WHAT THE EXERCISE ASKS => Among the lines of these entries, how many hold the word "category"? State only the number.
## START EXERCISE MATERIAL
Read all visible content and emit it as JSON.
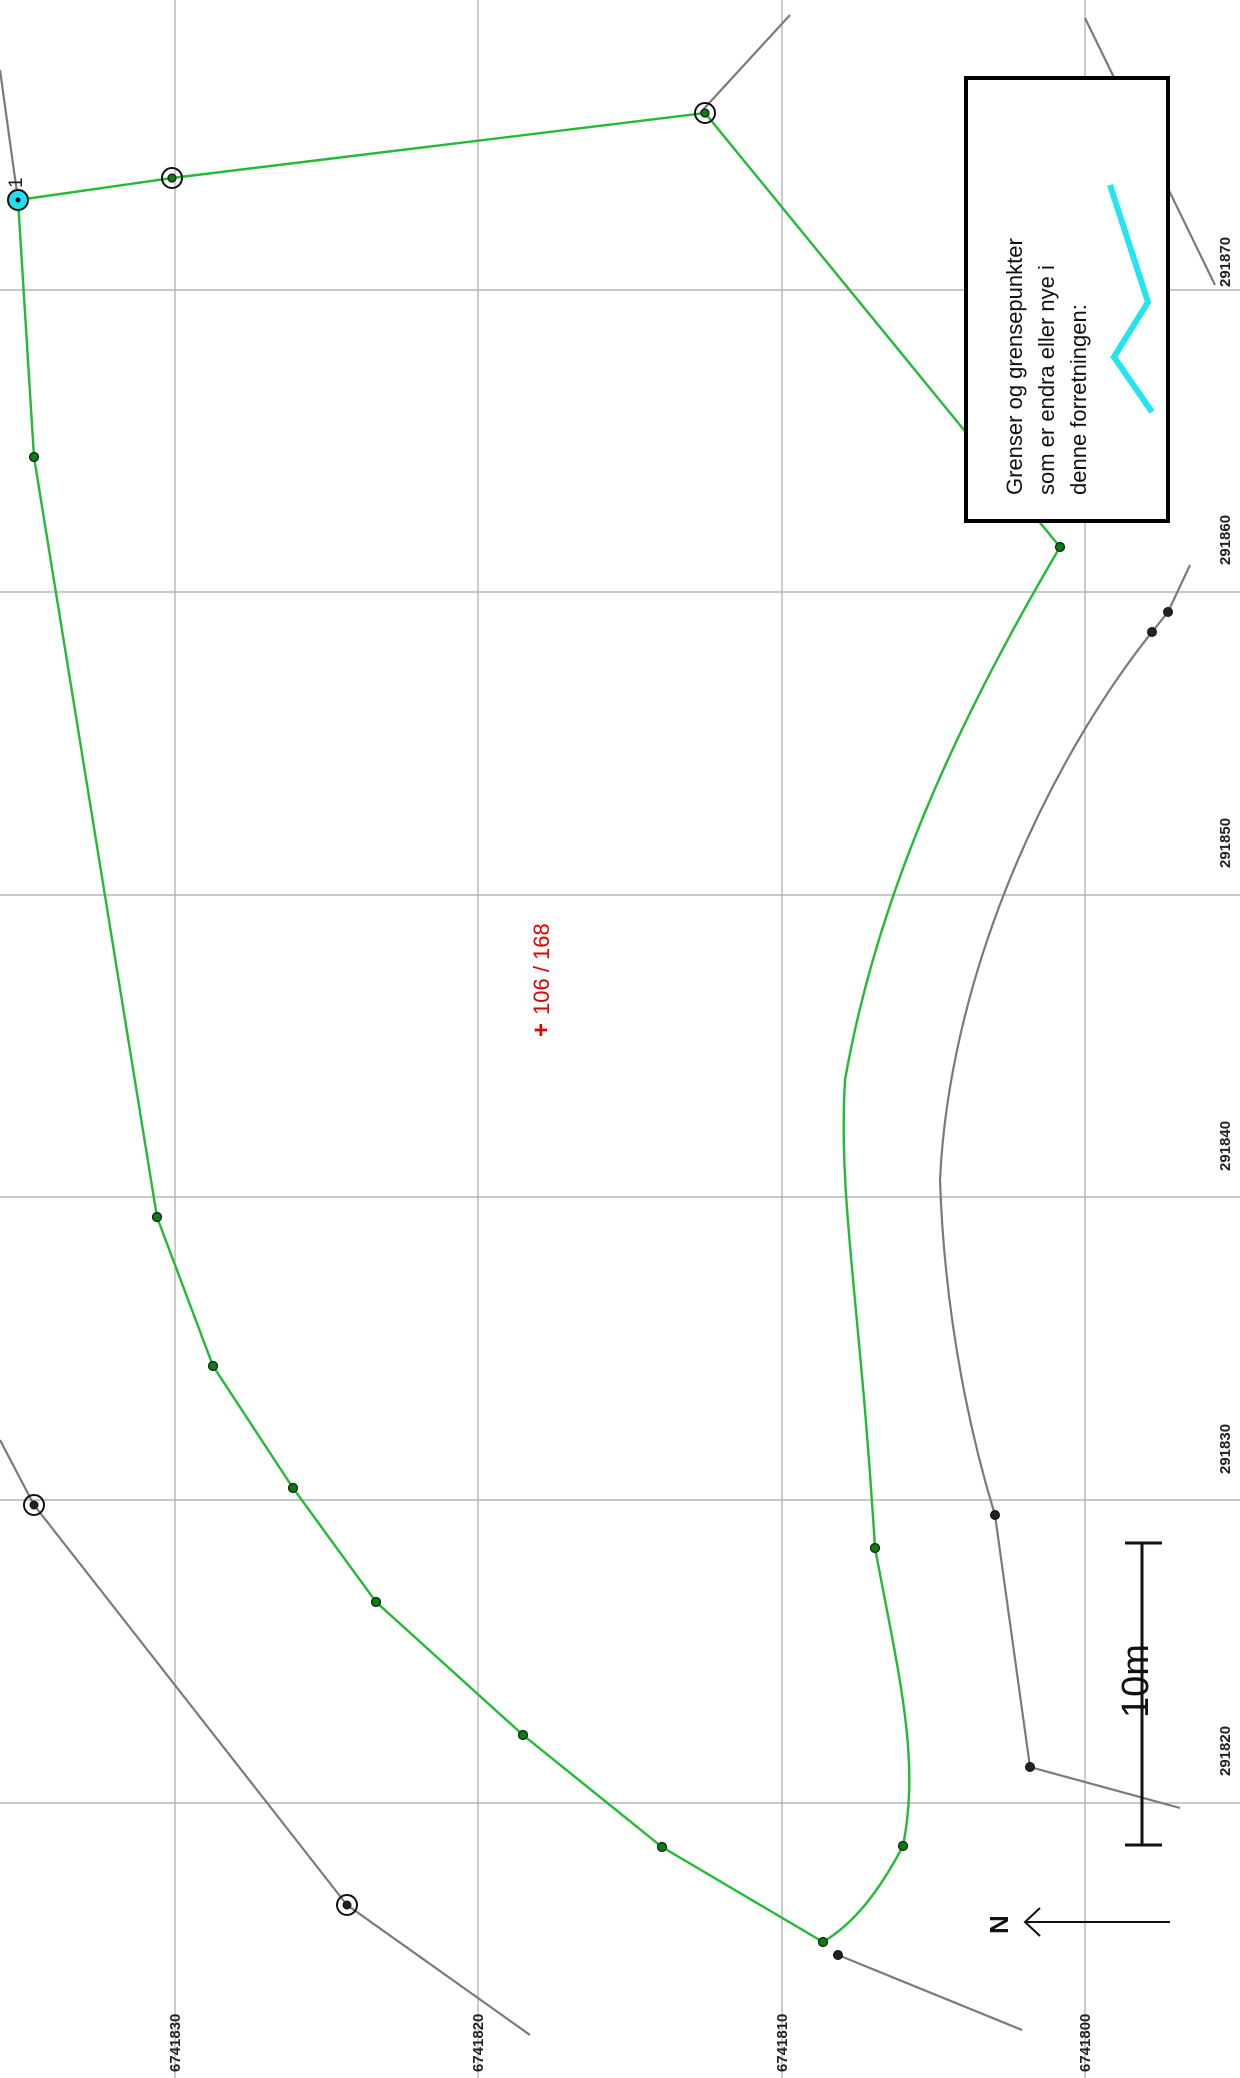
{
  "map": {
    "parcel_label": "106 / 168",
    "parcel_marker": "+",
    "point_label": "1",
    "grid_labels_x": [
      "291820",
      "291830",
      "291840",
      "291850",
      "291860",
      "291870"
    ],
    "grid_labels_y": [
      "6741830",
      "6741820",
      "6741810",
      "6741800"
    ],
    "scale_label": "10m",
    "north_label": "N"
  },
  "legend": {
    "lines": [
      "Grenser og grensepunkter",
      "som er endra eller nye i",
      "denne forretningen:"
    ],
    "symbol_color": "#22e5ef"
  },
  "colors": {
    "boundary_new": "#22bb33",
    "boundary_existing": "#7a7a7a",
    "label_red": "#e00000",
    "grid": "#b5b5b5"
  }
}
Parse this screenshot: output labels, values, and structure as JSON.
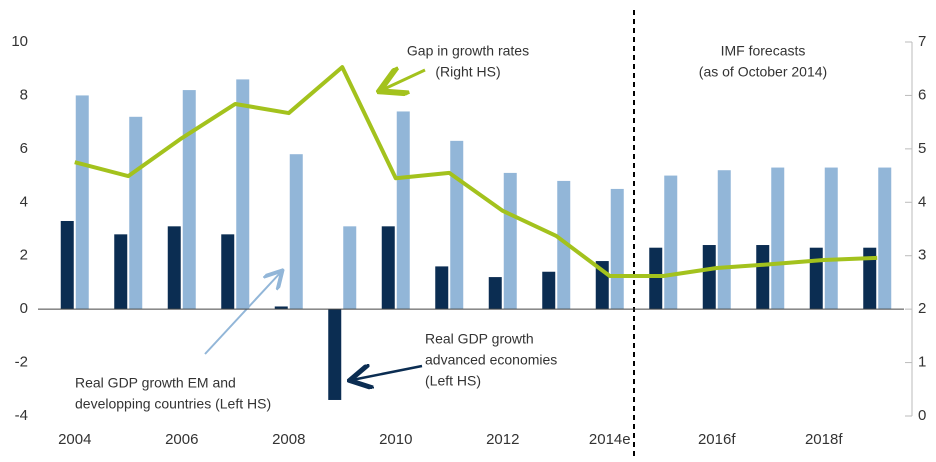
{
  "chart_data": {
    "type": "bar-line",
    "categories": [
      "2004",
      null,
      "2006",
      null,
      "2008",
      null,
      "2010",
      null,
      "2012",
      null,
      "2014e",
      null,
      "2016f",
      null,
      "2018f",
      null
    ],
    "series": [
      {
        "color": "#0b2d52",
        "values": [
          3.3,
          2.8,
          3.1,
          2.8,
          0.1,
          -3.4,
          3.1,
          1.6,
          1.2,
          1.4,
          1.8,
          2.3,
          2.4,
          2.4,
          2.3,
          2.3
        ]
      },
      {
        "color": "#92b6d8",
        "values": [
          8.0,
          7.2,
          8.2,
          8.6,
          5.8,
          3.1,
          7.4,
          6.3,
          5.1,
          4.8,
          4.5,
          5.0,
          5.2,
          5.3,
          5.3,
          5.3
        ]
      },
      {
        "color": "#a3c21d",
        "axis": "y2",
        "type": "line",
        "values": [
          4.75,
          4.49,
          5.2,
          5.84,
          5.67,
          6.53,
          4.45,
          4.55,
          3.84,
          3.37,
          2.62,
          2.62,
          2.77,
          2.84,
          2.92,
          2.96
        ]
      }
    ],
    "ylim": [
      -4,
      10
    ],
    "yticks": [
      -4,
      -2,
      0,
      2,
      4,
      6,
      8,
      10
    ],
    "y2lim": [
      0,
      7
    ],
    "y2ticks": [
      0,
      1,
      2,
      3,
      4,
      5,
      6,
      7
    ],
    "annotations": [
      [
        "Gap in growth rates",
        "(Right HS)"
      ],
      [
        "IMF forecasts",
        "(as of October 2014)"
      ],
      [
        "Real GDP growth",
        "advanced economies",
        "(Left HS)"
      ],
      [
        "Real GDP growth EM and",
        "developping countries (Left HS)"
      ]
    ]
  }
}
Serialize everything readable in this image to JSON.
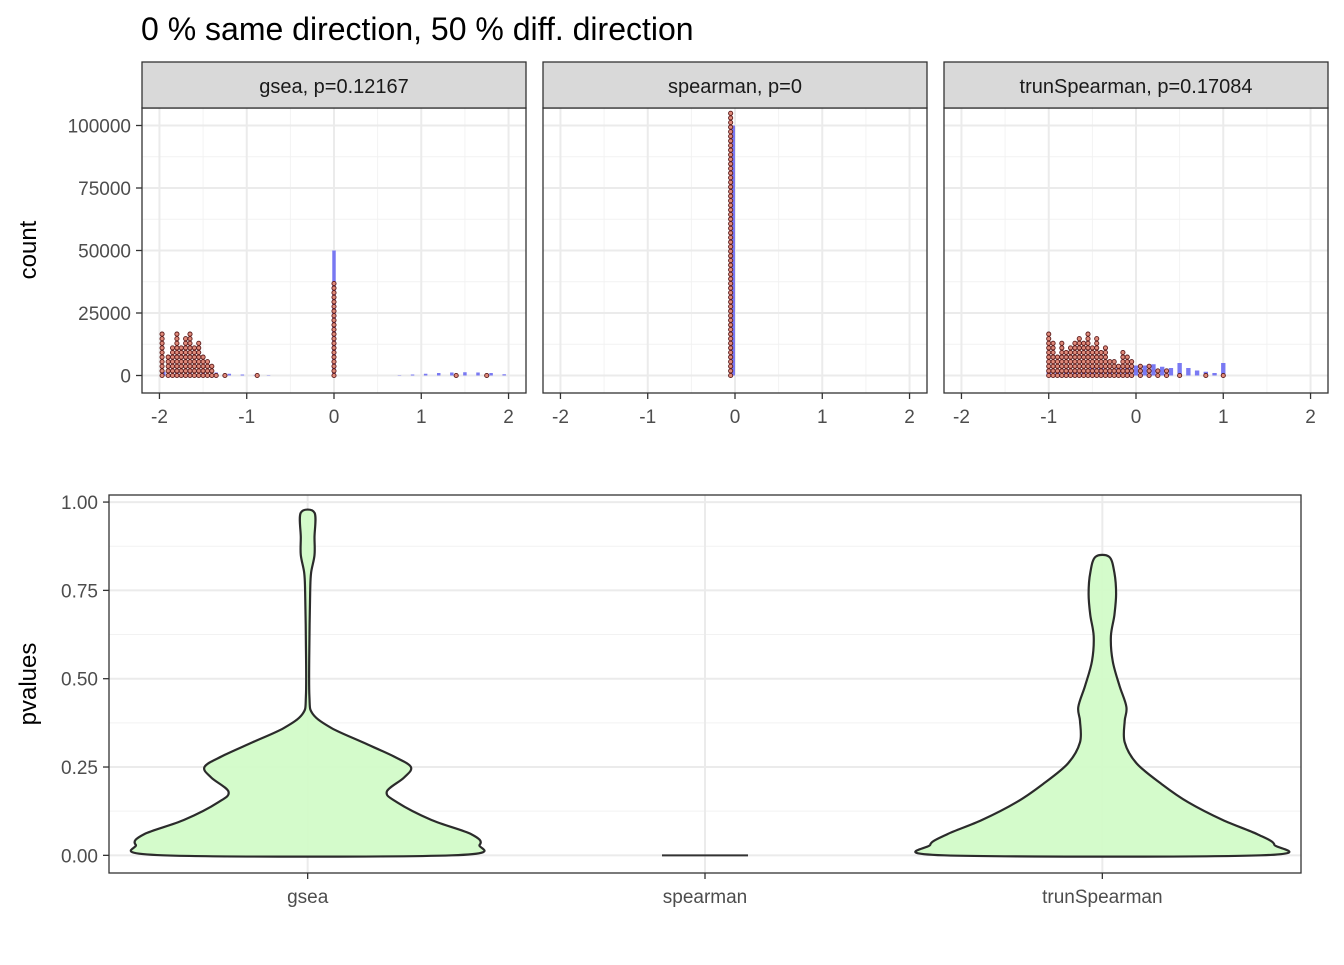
{
  "title": "0 % same direction, 50 % diff. direction",
  "chart_data": [
    {
      "type": "histogram",
      "ylabel": "count",
      "xlim": [
        -2.2,
        2.2
      ],
      "ylim": [
        -7000,
        107000
      ],
      "x_ticks": [
        -2,
        -1,
        0,
        1,
        2
      ],
      "x_tick_labels": [
        "-2",
        "-1",
        "0",
        "1",
        "2"
      ],
      "y_ticks": [
        0,
        25000,
        50000,
        75000,
        100000
      ],
      "y_tick_labels": [
        "0",
        "25000",
        "50000",
        "75000",
        "100000"
      ],
      "grid": true,
      "series_colors": {
        "histogram": "#6b6bf2",
        "dots": "#e08a7a"
      },
      "panels": [
        {
          "strip": "gsea, p=0.12167",
          "histogram": [
            {
              "x": -1.95,
              "y": 1500
            },
            {
              "x": -1.8,
              "y": 1800
            },
            {
              "x": -1.65,
              "y": 1700
            },
            {
              "x": -1.5,
              "y": 1500
            },
            {
              "x": -1.35,
              "y": 1200
            },
            {
              "x": -1.2,
              "y": 700
            },
            {
              "x": -1.05,
              "y": 400
            },
            {
              "x": -0.9,
              "y": 250
            },
            {
              "x": -0.75,
              "y": 150
            },
            {
              "x": 0.0,
              "y": 50000
            },
            {
              "x": 0.75,
              "y": 150
            },
            {
              "x": 0.9,
              "y": 400
            },
            {
              "x": 1.05,
              "y": 700
            },
            {
              "x": 1.2,
              "y": 1000
            },
            {
              "x": 1.35,
              "y": 1200
            },
            {
              "x": 1.5,
              "y": 1300
            },
            {
              "x": 1.65,
              "y": 1200
            },
            {
              "x": 1.8,
              "y": 1000
            },
            {
              "x": 1.95,
              "y": 500
            }
          ],
          "dots": [
            {
              "x": -1.97,
              "y": 18000
            },
            {
              "x": -1.9,
              "y": 8500
            },
            {
              "x": -1.85,
              "y": 11500
            },
            {
              "x": -1.8,
              "y": 17000
            },
            {
              "x": -1.75,
              "y": 12000
            },
            {
              "x": -1.7,
              "y": 15000
            },
            {
              "x": -1.65,
              "y": 17000
            },
            {
              "x": -1.6,
              "y": 11500
            },
            {
              "x": -1.55,
              "y": 13000
            },
            {
              "x": -1.5,
              "y": 8500
            },
            {
              "x": -1.45,
              "y": 6000
            },
            {
              "x": -1.4,
              "y": 4000
            },
            {
              "x": -1.35,
              "y": 1800
            },
            {
              "x": -1.25,
              "y": 800
            },
            {
              "x": -0.88,
              "y": 1200
            },
            {
              "x": 0.0,
              "y": 38000
            },
            {
              "x": 1.4,
              "y": 1200
            },
            {
              "x": 1.75,
              "y": 1000
            }
          ]
        },
        {
          "strip": "spearman, p=0",
          "histogram": [
            {
              "x": -0.02,
              "y": 100000
            }
          ],
          "dots": [
            {
              "x": -0.05,
              "y": 106000
            }
          ]
        },
        {
          "strip": "trunSpearman, p=0.17084",
          "histogram": [
            {
              "x": -1.0,
              "y": 2500
            },
            {
              "x": -0.9,
              "y": 1500
            },
            {
              "x": -0.8,
              "y": 2500
            },
            {
              "x": -0.7,
              "y": 2000
            },
            {
              "x": -0.6,
              "y": 2500
            },
            {
              "x": -0.5,
              "y": 3500
            },
            {
              "x": -0.4,
              "y": 3000
            },
            {
              "x": -0.3,
              "y": 2500
            },
            {
              "x": -0.2,
              "y": 3000
            },
            {
              "x": -0.1,
              "y": 3000
            },
            {
              "x": 0.0,
              "y": 4000
            },
            {
              "x": 0.1,
              "y": 4000
            },
            {
              "x": 0.2,
              "y": 4500
            },
            {
              "x": 0.3,
              "y": 3500
            },
            {
              "x": 0.4,
              "y": 3000
            },
            {
              "x": 0.5,
              "y": 5000
            },
            {
              "x": 0.6,
              "y": 3000
            },
            {
              "x": 0.7,
              "y": 2000
            },
            {
              "x": 0.8,
              "y": 1500
            },
            {
              "x": 0.9,
              "y": 1000
            },
            {
              "x": 1.0,
              "y": 5000
            }
          ],
          "dots": [
            {
              "x": -1.0,
              "y": 18000
            },
            {
              "x": -0.95,
              "y": 13000
            },
            {
              "x": -0.9,
              "y": 9000
            },
            {
              "x": -0.85,
              "y": 14000
            },
            {
              "x": -0.8,
              "y": 10500
            },
            {
              "x": -0.75,
              "y": 12000
            },
            {
              "x": -0.7,
              "y": 13000
            },
            {
              "x": -0.65,
              "y": 15000
            },
            {
              "x": -0.6,
              "y": 14000
            },
            {
              "x": -0.55,
              "y": 17000
            },
            {
              "x": -0.5,
              "y": 12000
            },
            {
              "x": -0.45,
              "y": 15000
            },
            {
              "x": -0.4,
              "y": 10000
            },
            {
              "x": -0.35,
              "y": 12000
            },
            {
              "x": -0.3,
              "y": 7000
            },
            {
              "x": -0.25,
              "y": 6500
            },
            {
              "x": -0.2,
              "y": 5000
            },
            {
              "x": -0.15,
              "y": 10000
            },
            {
              "x": -0.1,
              "y": 7500
            },
            {
              "x": -0.05,
              "y": 6500
            },
            {
              "x": 0.05,
              "y": 4000
            },
            {
              "x": 0.15,
              "y": 5000
            },
            {
              "x": 0.25,
              "y": 2000
            },
            {
              "x": 0.35,
              "y": 2000
            },
            {
              "x": 0.5,
              "y": 1800
            },
            {
              "x": 0.8,
              "y": 1200
            },
            {
              "x": 1.0,
              "y": 1500
            }
          ]
        }
      ]
    },
    {
      "type": "violin",
      "ylabel": "pvalues",
      "categories": [
        "gsea",
        "spearman",
        "trunSpearman"
      ],
      "ylim": [
        -0.05,
        1.02
      ],
      "y_ticks": [
        0.0,
        0.25,
        0.5,
        0.75,
        1.0
      ],
      "y_tick_labels": [
        "0.00",
        "0.25",
        "0.50",
        "0.75",
        "1.00"
      ],
      "grid": true,
      "fill_color": "#d2fbc8",
      "violins": [
        {
          "category": "gsea",
          "profile": [
            {
              "y": 0.0,
              "w": 0.84
            },
            {
              "y": 0.03,
              "w": 1.0
            },
            {
              "y": 0.06,
              "w": 0.95
            },
            {
              "y": 0.1,
              "w": 0.72
            },
            {
              "y": 0.15,
              "w": 0.52
            },
            {
              "y": 0.18,
              "w": 0.46
            },
            {
              "y": 0.22,
              "w": 0.56
            },
            {
              "y": 0.25,
              "w": 0.6
            },
            {
              "y": 0.28,
              "w": 0.5
            },
            {
              "y": 0.32,
              "w": 0.32
            },
            {
              "y": 0.36,
              "w": 0.14
            },
            {
              "y": 0.4,
              "w": 0.03
            },
            {
              "y": 0.45,
              "w": 0.01
            },
            {
              "y": 0.6,
              "w": 0.01
            },
            {
              "y": 0.75,
              "w": 0.015
            },
            {
              "y": 0.8,
              "w": 0.02
            },
            {
              "y": 0.85,
              "w": 0.04
            },
            {
              "y": 0.9,
              "w": 0.04
            },
            {
              "y": 0.97,
              "w": 0.04
            }
          ]
        },
        {
          "category": "spearman",
          "profile": [
            {
              "y": 0.0,
              "w": 0.25
            }
          ]
        },
        {
          "category": "trunSpearman",
          "profile": [
            {
              "y": 0.0,
              "w": 0.92
            },
            {
              "y": 0.03,
              "w": 1.0
            },
            {
              "y": 0.06,
              "w": 0.9
            },
            {
              "y": 0.1,
              "w": 0.7
            },
            {
              "y": 0.15,
              "w": 0.5
            },
            {
              "y": 0.2,
              "w": 0.35
            },
            {
              "y": 0.26,
              "w": 0.2
            },
            {
              "y": 0.32,
              "w": 0.13
            },
            {
              "y": 0.38,
              "w": 0.13
            },
            {
              "y": 0.42,
              "w": 0.14
            },
            {
              "y": 0.48,
              "w": 0.1
            },
            {
              "y": 0.55,
              "w": 0.06
            },
            {
              "y": 0.62,
              "w": 0.05
            },
            {
              "y": 0.68,
              "w": 0.07
            },
            {
              "y": 0.74,
              "w": 0.08
            },
            {
              "y": 0.8,
              "w": 0.07
            },
            {
              "y": 0.845,
              "w": 0.04
            }
          ]
        }
      ]
    }
  ]
}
## END EXERCISE MATERIAL
FULL ANSWER => 3